# Instruction
Copy out the part of the records below that opens with the line containing "program-profile [339, 436, 609, 442]" and closes with the line containing "Identify all the", keeping every line exactly the same but leaving out the pictures.
___ Record extracts
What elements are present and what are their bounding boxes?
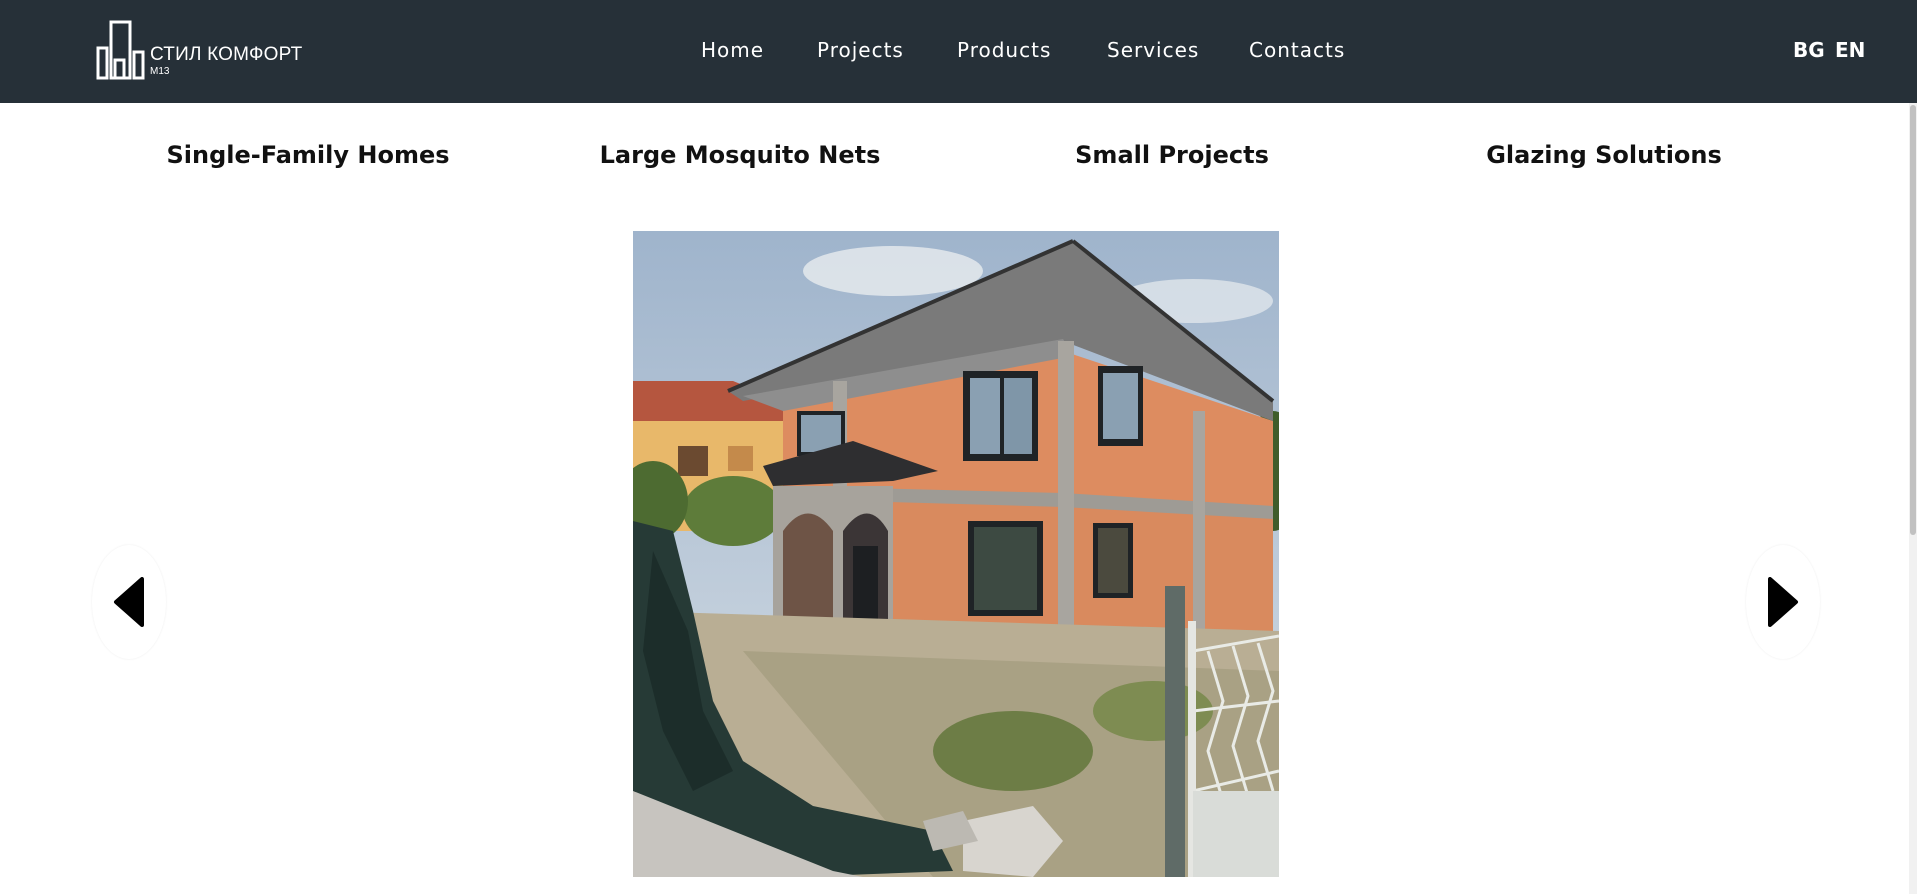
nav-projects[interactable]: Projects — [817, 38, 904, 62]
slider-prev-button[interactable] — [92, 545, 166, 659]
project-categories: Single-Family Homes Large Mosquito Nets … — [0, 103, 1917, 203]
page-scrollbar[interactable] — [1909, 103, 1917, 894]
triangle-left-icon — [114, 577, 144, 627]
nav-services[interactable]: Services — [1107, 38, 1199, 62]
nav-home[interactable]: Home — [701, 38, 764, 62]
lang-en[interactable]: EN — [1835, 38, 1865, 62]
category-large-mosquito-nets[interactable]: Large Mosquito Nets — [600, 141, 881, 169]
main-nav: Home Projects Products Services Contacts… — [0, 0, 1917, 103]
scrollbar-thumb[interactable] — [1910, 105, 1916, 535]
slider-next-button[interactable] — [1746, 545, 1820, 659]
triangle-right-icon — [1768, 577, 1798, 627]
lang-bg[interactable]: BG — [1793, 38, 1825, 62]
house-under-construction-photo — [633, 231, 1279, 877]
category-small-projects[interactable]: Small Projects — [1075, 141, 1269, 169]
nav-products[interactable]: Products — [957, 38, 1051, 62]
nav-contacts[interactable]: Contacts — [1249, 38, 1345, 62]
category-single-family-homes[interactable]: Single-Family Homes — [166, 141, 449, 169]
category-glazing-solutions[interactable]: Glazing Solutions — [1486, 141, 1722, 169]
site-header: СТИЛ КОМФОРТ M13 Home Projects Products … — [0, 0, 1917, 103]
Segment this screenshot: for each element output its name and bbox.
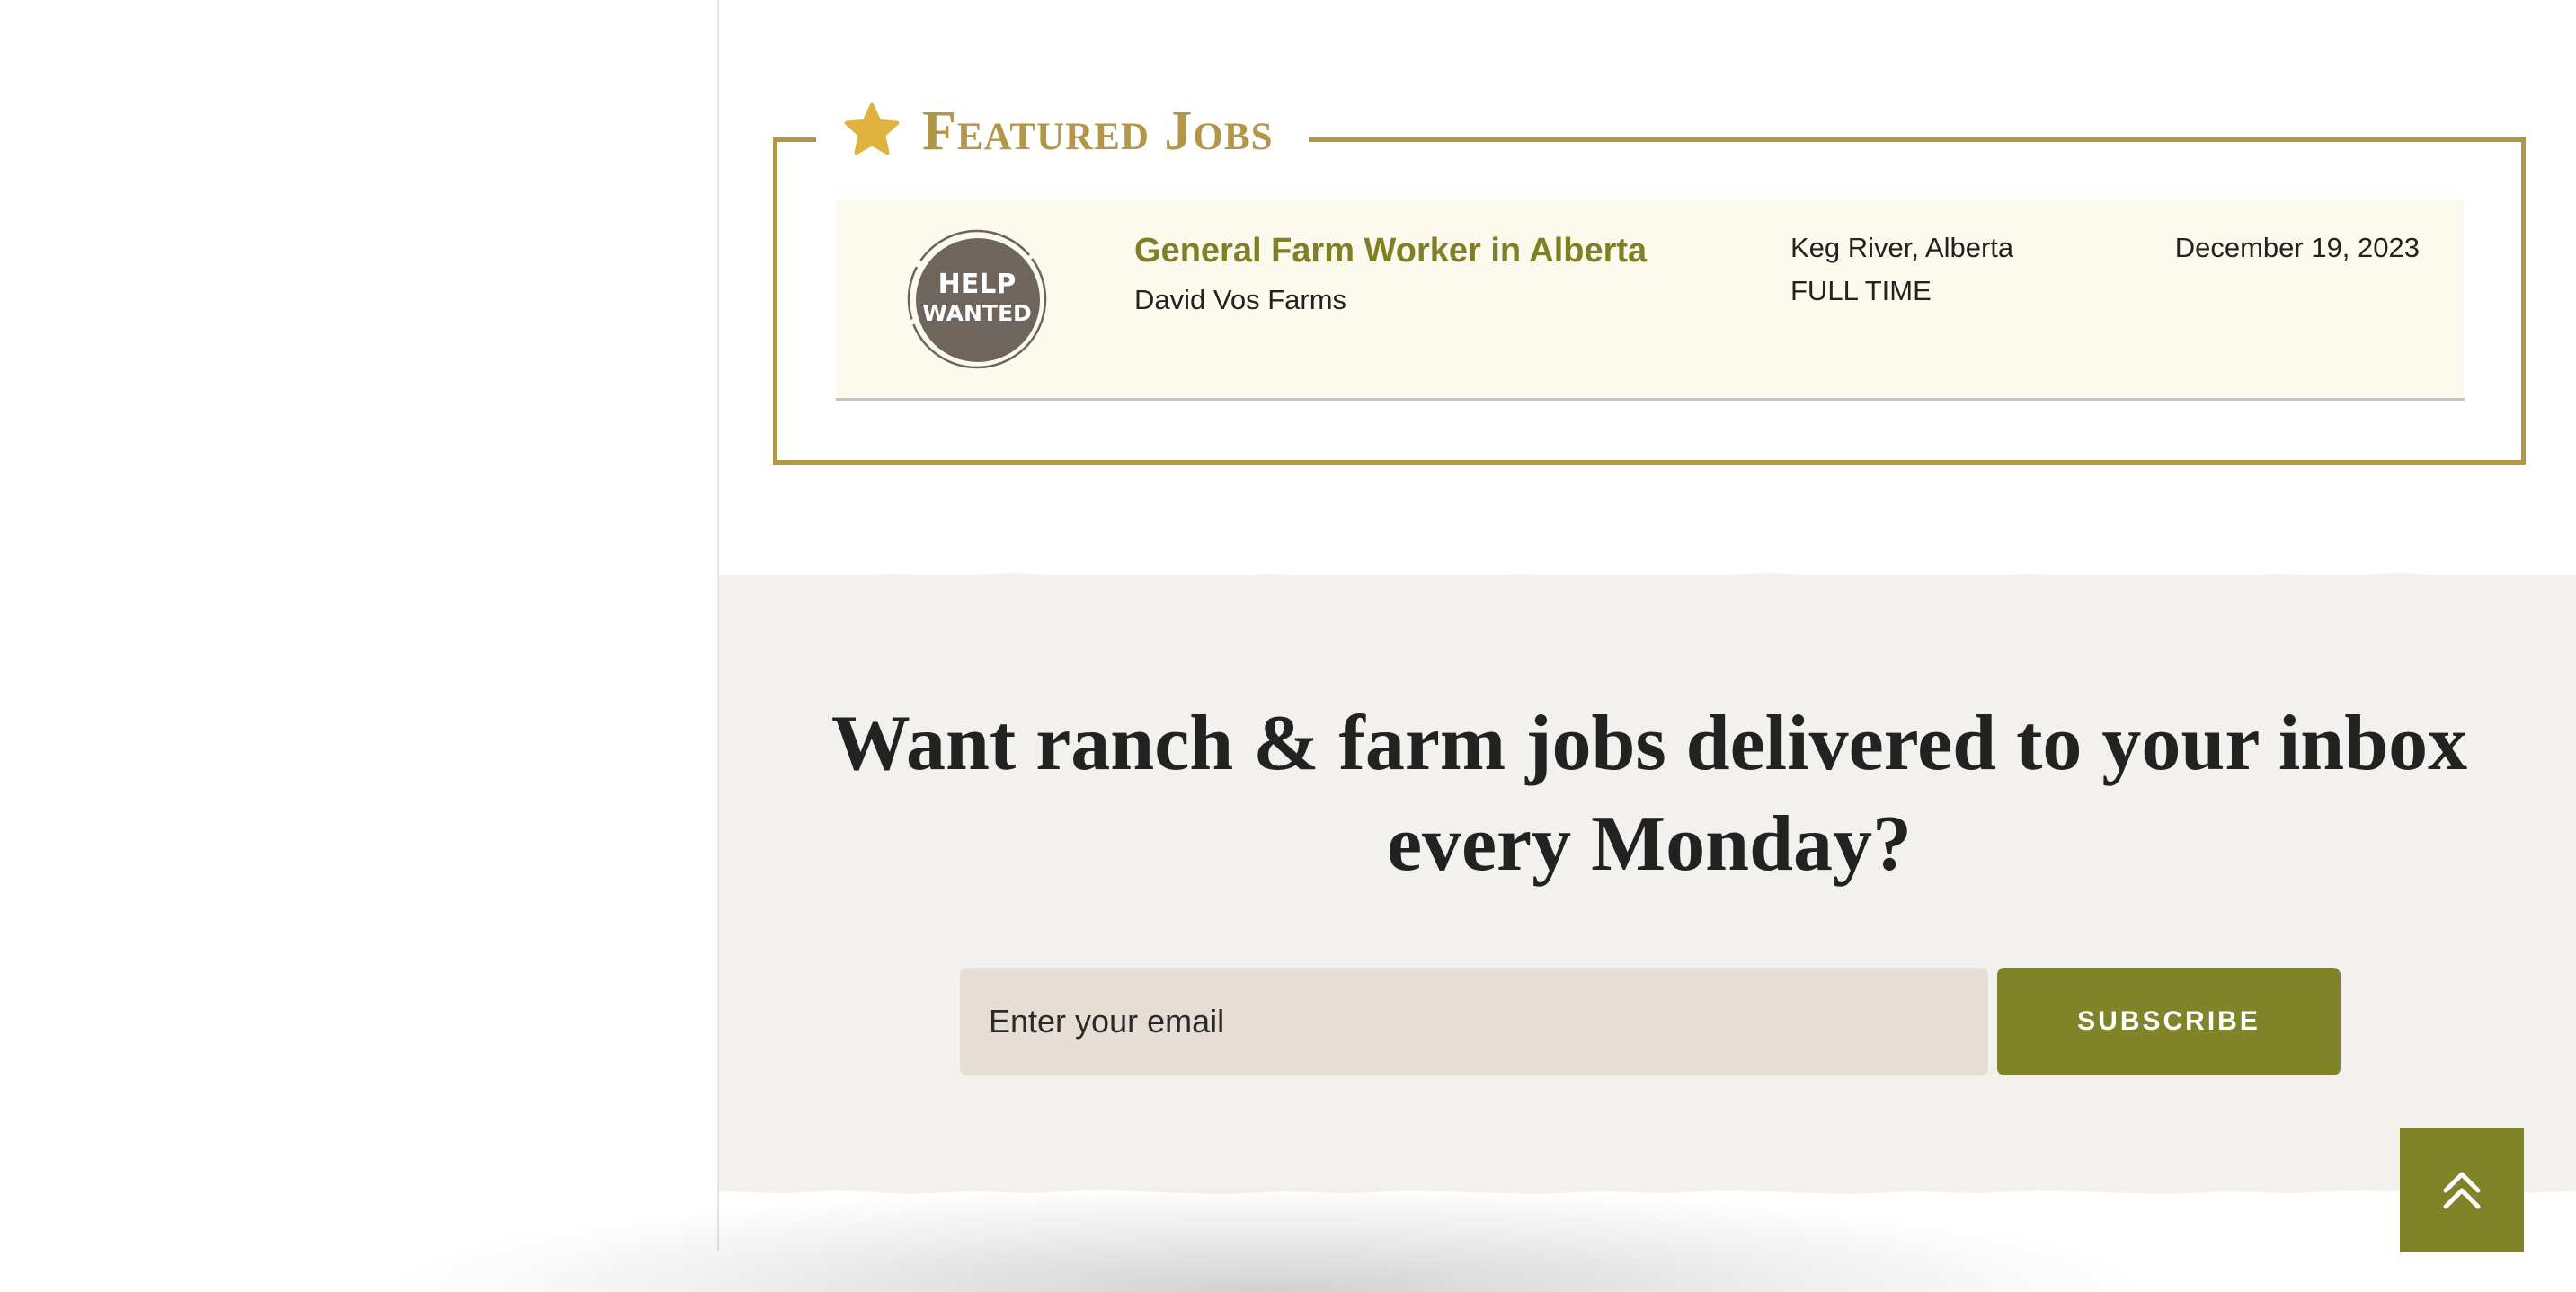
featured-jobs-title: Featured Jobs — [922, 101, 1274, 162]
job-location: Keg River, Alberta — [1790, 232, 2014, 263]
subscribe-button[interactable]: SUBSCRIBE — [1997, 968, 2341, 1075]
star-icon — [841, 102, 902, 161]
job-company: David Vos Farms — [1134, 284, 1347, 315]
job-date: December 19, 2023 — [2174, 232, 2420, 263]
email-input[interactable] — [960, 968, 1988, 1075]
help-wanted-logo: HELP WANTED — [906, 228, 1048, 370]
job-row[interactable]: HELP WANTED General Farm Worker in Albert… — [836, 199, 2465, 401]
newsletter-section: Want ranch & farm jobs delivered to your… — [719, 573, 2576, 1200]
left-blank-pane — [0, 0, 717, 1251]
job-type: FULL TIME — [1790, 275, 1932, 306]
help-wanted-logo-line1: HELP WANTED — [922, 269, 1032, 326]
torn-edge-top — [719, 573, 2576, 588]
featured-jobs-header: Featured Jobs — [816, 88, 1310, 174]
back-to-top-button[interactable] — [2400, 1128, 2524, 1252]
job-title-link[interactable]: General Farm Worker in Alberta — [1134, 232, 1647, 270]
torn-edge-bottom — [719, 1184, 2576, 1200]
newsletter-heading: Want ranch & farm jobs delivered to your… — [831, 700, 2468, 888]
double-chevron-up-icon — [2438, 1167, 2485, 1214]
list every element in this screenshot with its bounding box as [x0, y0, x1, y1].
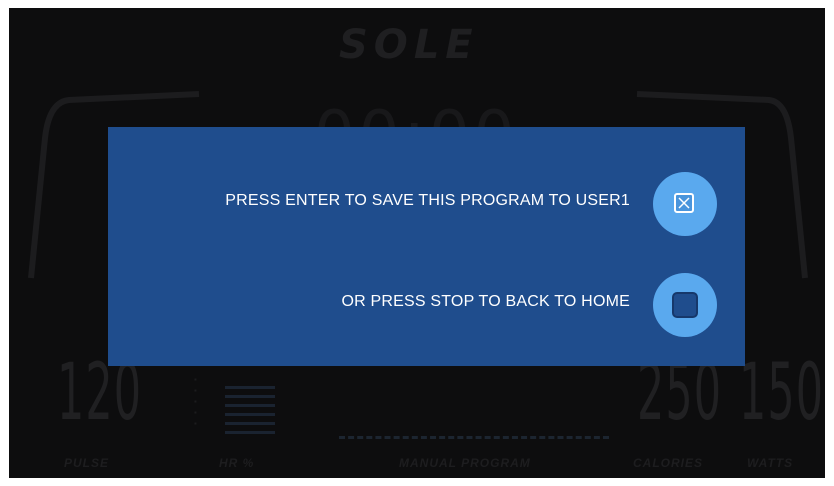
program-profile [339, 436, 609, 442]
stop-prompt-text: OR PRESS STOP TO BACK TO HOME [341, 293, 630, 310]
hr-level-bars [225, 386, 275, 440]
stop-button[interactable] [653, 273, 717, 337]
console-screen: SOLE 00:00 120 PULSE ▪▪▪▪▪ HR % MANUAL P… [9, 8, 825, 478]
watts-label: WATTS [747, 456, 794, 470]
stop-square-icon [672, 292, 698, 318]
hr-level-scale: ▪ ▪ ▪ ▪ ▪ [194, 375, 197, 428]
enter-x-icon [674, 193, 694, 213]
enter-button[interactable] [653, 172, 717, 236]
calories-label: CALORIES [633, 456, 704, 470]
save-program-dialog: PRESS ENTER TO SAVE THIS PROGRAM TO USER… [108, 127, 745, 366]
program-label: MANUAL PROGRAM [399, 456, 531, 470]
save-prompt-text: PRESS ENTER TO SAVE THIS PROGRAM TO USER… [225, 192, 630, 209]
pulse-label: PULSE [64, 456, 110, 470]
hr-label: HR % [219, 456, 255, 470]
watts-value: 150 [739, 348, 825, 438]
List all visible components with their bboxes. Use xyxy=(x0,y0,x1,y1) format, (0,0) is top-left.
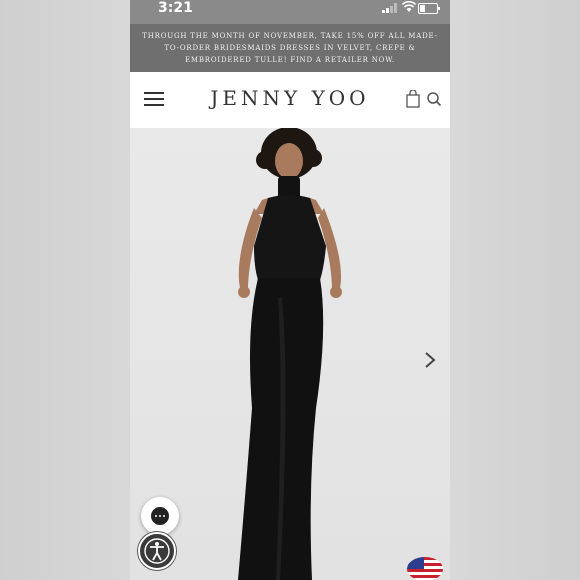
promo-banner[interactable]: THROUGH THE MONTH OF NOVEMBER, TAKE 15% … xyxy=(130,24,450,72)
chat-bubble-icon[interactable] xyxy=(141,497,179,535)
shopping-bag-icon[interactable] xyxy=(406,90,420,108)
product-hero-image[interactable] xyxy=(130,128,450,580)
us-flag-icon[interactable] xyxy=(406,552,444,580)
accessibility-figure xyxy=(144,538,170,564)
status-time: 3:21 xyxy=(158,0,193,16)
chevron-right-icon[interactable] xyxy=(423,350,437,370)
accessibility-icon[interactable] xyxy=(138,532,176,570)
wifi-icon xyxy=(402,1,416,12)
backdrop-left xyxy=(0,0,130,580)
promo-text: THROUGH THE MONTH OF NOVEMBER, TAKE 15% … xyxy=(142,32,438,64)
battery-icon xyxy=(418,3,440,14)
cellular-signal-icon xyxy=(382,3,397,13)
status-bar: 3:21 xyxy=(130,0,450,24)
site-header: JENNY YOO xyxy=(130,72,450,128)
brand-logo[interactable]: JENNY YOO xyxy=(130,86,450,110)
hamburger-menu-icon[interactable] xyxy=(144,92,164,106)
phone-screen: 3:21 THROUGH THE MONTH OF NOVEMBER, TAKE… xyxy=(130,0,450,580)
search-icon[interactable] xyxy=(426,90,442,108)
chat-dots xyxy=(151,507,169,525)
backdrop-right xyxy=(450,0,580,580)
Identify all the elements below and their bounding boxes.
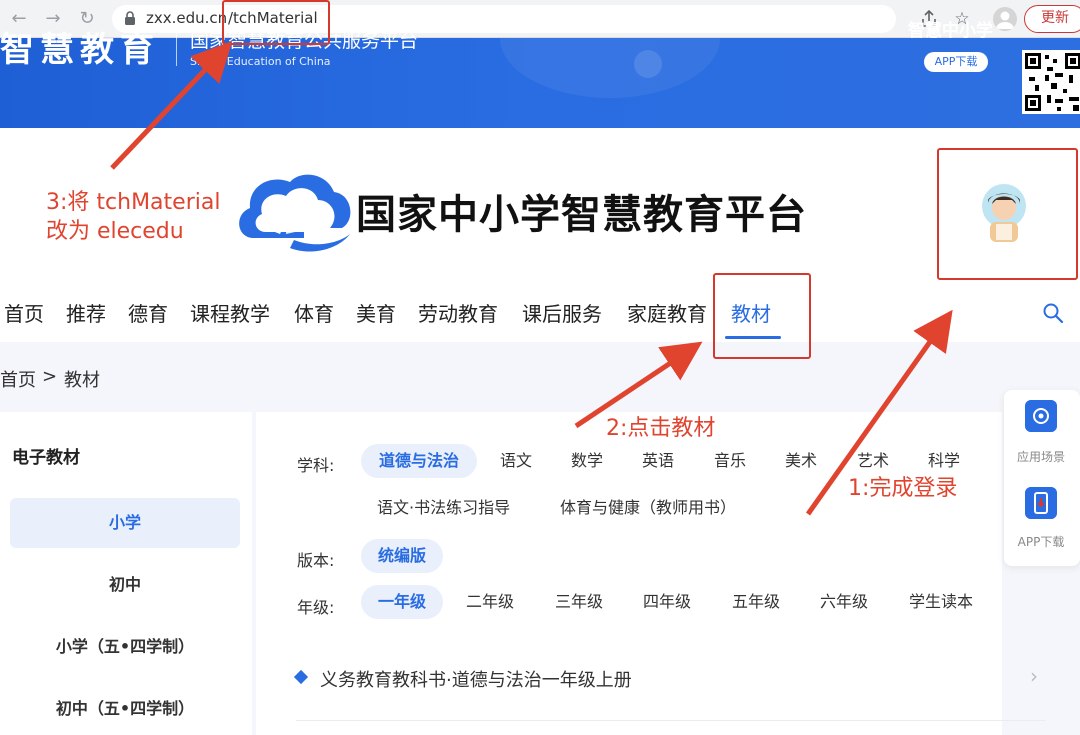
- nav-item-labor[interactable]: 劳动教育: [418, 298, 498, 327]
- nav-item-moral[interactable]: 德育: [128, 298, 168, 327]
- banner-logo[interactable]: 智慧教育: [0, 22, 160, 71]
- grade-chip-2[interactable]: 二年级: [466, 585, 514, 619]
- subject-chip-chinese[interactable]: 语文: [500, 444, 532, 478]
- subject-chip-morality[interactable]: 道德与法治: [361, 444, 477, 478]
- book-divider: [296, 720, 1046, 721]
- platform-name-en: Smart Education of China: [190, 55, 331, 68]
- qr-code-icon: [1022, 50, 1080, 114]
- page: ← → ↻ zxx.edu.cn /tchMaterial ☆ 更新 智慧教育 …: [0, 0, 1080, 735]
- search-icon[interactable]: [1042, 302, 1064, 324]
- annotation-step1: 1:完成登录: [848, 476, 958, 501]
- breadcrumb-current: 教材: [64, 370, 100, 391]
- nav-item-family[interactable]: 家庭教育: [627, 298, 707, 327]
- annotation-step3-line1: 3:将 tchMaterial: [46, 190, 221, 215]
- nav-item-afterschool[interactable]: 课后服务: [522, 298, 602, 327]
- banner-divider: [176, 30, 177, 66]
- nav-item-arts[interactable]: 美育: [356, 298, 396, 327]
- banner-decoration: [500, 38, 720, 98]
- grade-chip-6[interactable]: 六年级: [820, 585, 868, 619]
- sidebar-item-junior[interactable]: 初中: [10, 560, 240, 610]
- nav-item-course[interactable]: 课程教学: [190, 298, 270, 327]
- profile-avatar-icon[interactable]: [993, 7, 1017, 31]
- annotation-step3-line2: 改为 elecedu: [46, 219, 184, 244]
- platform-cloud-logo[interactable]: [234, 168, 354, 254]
______
# Solution for this task
program-profile [339, 436, 609, 442]
stop-prompt-text: OR PRESS STOP TO BACK TO HOME [341, 293, 630, 310]
hr-level-bars [225, 386, 275, 440]
stop-button[interactable] [653, 273, 717, 337]
console-screen: SOLE 00:00 120 PULSE ▪▪▪▪▪ HR % MANUAL P… [9, 8, 825, 478]
watts-label: WATTS [747, 456, 794, 470]
stop-square-icon [672, 292, 698, 318]
hr-level-scale: ▪ ▪ ▪ ▪ ▪ [194, 375, 197, 428]
enter-x-icon [674, 193, 694, 213]
enter-button[interactable] [653, 172, 717, 236]
calories-label: CALORIES [633, 456, 704, 470]
save-program-dialog: PRESS ENTER TO SAVE THIS PROGRAM TO USER… [108, 127, 745, 366]
program-label: MANUAL PROGRAM [399, 456, 531, 470]
save-prompt-text: PRESS ENTER TO SAVE THIS PROGRAM TO USER… [225, 192, 630, 209]
pulse-label: PULSE [64, 456, 110, 470]
hr-label: HR % [219, 456, 255, 470]
watts-value: 150 [739, 348, 825, 438]
List all visible components with their bboxes. Use xyxy=(x0,y0,x1,y1) format, (0,0) is top-left.
promo-banner[interactable]: THROUGH THE MONTH OF NOVEMBER, TAKE 15% … xyxy=(130,24,450,72)
chat-bubble-icon[interactable] xyxy=(141,497,179,535)
shopping-bag-icon[interactable] xyxy=(406,90,420,108)
product-hero-image[interactable] xyxy=(130,128,450,580)
us-flag-icon[interactable] xyxy=(406,552,444,580)
accessibility-figure xyxy=(144,538,170,564)
status-time: 3:21 xyxy=(158,0,193,16)
chevron-right-icon[interactable] xyxy=(423,350,437,370)
accessibility-icon[interactable] xyxy=(138,532,176,570)
wifi-icon xyxy=(402,1,416,12)
backdrop-left xyxy=(0,0,130,580)
promo-text: THROUGH THE MONTH OF NOVEMBER, TAKE 15% … xyxy=(142,32,438,64)
battery-icon xyxy=(418,3,440,14)
cellular-signal-icon xyxy=(382,3,397,13)
status-bar: 3:21 xyxy=(130,0,450,24)
site-header: JENNY YOO xyxy=(130,72,450,128)
brand-logo[interactable]: JENNY YOO xyxy=(130,86,450,110)
hamburger-menu-icon[interactable] xyxy=(144,92,164,106)
phone-screen: 3:21 THROUGH THE MONTH OF NOVEMBER, TAKE… xyxy=(130,0,450,580)
search-icon[interactable] xyxy=(426,90,442,108)
chat-dots xyxy=(151,507,169,525)
backdrop-right xyxy=(450,0,580,580)
Identify all the elements below and their bounding boxes.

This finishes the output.